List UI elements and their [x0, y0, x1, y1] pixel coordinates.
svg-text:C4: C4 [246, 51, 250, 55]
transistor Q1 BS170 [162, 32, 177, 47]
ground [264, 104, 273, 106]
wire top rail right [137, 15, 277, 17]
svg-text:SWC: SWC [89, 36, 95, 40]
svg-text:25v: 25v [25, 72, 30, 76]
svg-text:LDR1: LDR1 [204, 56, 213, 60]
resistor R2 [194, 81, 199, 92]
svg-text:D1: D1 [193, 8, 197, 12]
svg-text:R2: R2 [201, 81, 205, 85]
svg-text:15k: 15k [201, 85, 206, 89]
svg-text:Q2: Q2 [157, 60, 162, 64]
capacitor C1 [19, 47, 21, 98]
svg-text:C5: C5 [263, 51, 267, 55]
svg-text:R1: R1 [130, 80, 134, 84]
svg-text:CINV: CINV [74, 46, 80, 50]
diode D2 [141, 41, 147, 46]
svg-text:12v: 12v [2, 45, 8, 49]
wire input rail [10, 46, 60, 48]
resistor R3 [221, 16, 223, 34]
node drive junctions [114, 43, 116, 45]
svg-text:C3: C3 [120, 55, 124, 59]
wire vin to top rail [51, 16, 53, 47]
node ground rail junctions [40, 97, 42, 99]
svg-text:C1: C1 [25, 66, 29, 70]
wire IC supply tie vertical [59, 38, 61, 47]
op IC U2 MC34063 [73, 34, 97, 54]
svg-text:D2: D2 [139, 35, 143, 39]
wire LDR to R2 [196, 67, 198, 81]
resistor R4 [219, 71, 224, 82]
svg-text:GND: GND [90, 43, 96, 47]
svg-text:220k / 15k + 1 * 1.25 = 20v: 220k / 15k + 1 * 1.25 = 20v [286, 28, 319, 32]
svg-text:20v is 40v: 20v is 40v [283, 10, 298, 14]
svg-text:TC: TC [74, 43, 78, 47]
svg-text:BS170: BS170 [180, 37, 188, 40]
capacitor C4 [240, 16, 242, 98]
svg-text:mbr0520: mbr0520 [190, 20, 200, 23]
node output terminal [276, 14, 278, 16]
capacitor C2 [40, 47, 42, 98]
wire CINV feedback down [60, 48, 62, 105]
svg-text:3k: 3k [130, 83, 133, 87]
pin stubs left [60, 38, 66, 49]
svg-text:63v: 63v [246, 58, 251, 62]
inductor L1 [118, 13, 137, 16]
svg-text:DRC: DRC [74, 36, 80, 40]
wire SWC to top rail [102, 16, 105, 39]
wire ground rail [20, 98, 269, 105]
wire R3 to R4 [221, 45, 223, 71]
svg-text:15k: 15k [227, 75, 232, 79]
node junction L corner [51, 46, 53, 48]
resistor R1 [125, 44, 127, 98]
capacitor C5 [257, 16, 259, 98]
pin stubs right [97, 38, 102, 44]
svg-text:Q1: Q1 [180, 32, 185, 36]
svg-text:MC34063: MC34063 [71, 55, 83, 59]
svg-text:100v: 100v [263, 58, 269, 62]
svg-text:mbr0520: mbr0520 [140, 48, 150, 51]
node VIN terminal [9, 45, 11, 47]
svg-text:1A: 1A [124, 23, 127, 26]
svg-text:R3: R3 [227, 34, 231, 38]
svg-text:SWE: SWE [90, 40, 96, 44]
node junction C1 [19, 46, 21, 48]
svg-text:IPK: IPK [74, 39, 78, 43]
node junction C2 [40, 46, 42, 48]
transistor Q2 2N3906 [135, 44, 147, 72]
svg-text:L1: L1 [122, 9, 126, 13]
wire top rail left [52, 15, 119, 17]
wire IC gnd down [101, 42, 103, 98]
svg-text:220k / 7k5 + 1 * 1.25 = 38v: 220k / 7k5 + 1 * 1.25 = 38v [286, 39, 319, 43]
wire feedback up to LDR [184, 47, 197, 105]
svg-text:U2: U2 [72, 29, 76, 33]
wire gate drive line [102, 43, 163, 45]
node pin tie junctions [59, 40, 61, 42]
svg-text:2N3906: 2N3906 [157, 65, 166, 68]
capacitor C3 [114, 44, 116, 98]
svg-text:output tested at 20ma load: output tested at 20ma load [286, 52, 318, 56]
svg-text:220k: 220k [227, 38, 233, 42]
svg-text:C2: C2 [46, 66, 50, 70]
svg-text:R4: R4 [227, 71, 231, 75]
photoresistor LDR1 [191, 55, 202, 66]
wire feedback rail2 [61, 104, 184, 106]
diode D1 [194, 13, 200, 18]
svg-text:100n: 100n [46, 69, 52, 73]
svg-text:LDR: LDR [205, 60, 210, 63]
+ + + +
» **WORK TO DO**
Copy all the records above, keeping every line identical to the original.

» **CORRECT ANSWER**
List UI elements and their [x0, y0, x1, y1] pixel coordinates.
svg-text:C4: C4 [246, 51, 250, 55]
transistor Q1 BS170 [162, 32, 177, 47]
ground [264, 104, 273, 106]
wire top rail right [137, 15, 277, 17]
svg-text:SWC: SWC [89, 36, 95, 40]
svg-text:25v: 25v [25, 72, 30, 76]
svg-text:LDR1: LDR1 [204, 56, 213, 60]
resistor R2 [194, 81, 199, 92]
svg-text:D1: D1 [193, 8, 197, 12]
svg-text:R2: R2 [201, 81, 205, 85]
svg-text:15k: 15k [201, 85, 206, 89]
svg-text:Q2: Q2 [157, 60, 162, 64]
capacitor C1 [19, 47, 21, 98]
svg-text:C5: C5 [263, 51, 267, 55]
svg-text:R1: R1 [130, 80, 134, 84]
svg-text:CINV: CINV [74, 46, 80, 50]
diode D2 [141, 41, 147, 46]
svg-text:12v: 12v [2, 45, 8, 49]
wire input rail [10, 46, 60, 48]
resistor R3 [221, 16, 223, 34]
node drive junctions [114, 43, 116, 45]
svg-text:C3: C3 [120, 55, 124, 59]
wire vin to top rail [51, 16, 53, 47]
node ground rail junctions [40, 97, 42, 99]
svg-text:C1: C1 [25, 66, 29, 70]
wire IC supply tie vertical [59, 38, 61, 47]
op IC U2 MC34063 [73, 34, 97, 54]
svg-text:D2: D2 [139, 35, 143, 39]
wire LDR to R2 [196, 67, 198, 81]
resistor R4 [219, 71, 224, 82]
svg-text:GND: GND [90, 43, 96, 47]
svg-text:220k / 15k + 1 * 1.25 = 20v: 220k / 15k + 1 * 1.25 = 20v [286, 28, 319, 32]
svg-text:20v is 40v: 20v is 40v [283, 10, 298, 14]
svg-text:TC: TC [74, 43, 78, 47]
svg-text:BS170: BS170 [180, 37, 188, 40]
capacitor C4 [240, 16, 242, 98]
svg-text:mbr0520: mbr0520 [190, 20, 200, 23]
node output terminal [276, 14, 278, 16]
capacitor C2 [40, 47, 42, 98]
wire CINV feedback down [60, 48, 62, 105]
svg-text:3k: 3k [130, 83, 133, 87]
pin stubs left [60, 38, 66, 49]
svg-text:63v: 63v [246, 58, 251, 62]
inductor L1 [118, 13, 137, 16]
svg-text:DRC: DRC [74, 36, 80, 40]
wire SWC to top rail [102, 16, 105, 39]
wire ground rail [20, 98, 269, 105]
wire R3 to R4 [221, 45, 223, 71]
svg-text:15k: 15k [227, 75, 232, 79]
node junction L corner [51, 46, 53, 48]
resistor R1 [125, 44, 127, 98]
capacitor C5 [257, 16, 259, 98]
pin stubs right [97, 38, 102, 44]
svg-text:Q1: Q1 [180, 32, 185, 36]
svg-text:MC34063: MC34063 [71, 55, 83, 59]
svg-text:100v: 100v [263, 58, 269, 62]
svg-text:mbr0520: mbr0520 [140, 48, 150, 51]
node VIN terminal [9, 45, 11, 47]
svg-text:1A: 1A [124, 23, 127, 26]
svg-text:R3: R3 [227, 34, 231, 38]
svg-text:SWE: SWE [90, 40, 96, 44]
node junction C1 [19, 46, 21, 48]
svg-text:IPK: IPK [74, 39, 78, 43]
node junction C2 [40, 46, 42, 48]
transistor Q2 2N3906 [135, 44, 147, 72]
svg-text:L1: L1 [122, 9, 126, 13]
wire top rail left [52, 15, 119, 17]
wire IC gnd down [101, 42, 103, 98]
svg-text:220k / 7k5 + 1 * 1.25 = 38v: 220k / 7k5 + 1 * 1.25 = 38v [286, 39, 319, 43]
wire feedback up to LDR [184, 47, 197, 105]
svg-text:U2: U2 [72, 29, 76, 33]
wire gate drive line [102, 43, 163, 45]
node pin tie junctions [59, 40, 61, 42]
svg-text:2N3906: 2N3906 [157, 65, 166, 68]
capacitor C3 [114, 44, 116, 98]
svg-text:output tested at 20ma load: output tested at 20ma load [286, 52, 318, 56]
svg-text:220k: 220k [227, 38, 233, 42]
svg-text:C2: C2 [46, 66, 50, 70]
svg-text:R4: R4 [227, 71, 231, 75]
photoresistor LDR1 [191, 55, 202, 66]
wire feedback rail2 [61, 104, 184, 106]
diode D1 [194, 13, 200, 18]
svg-text:100n: 100n [46, 69, 52, 73]
svg-text:LDR: LDR [205, 60, 210, 63]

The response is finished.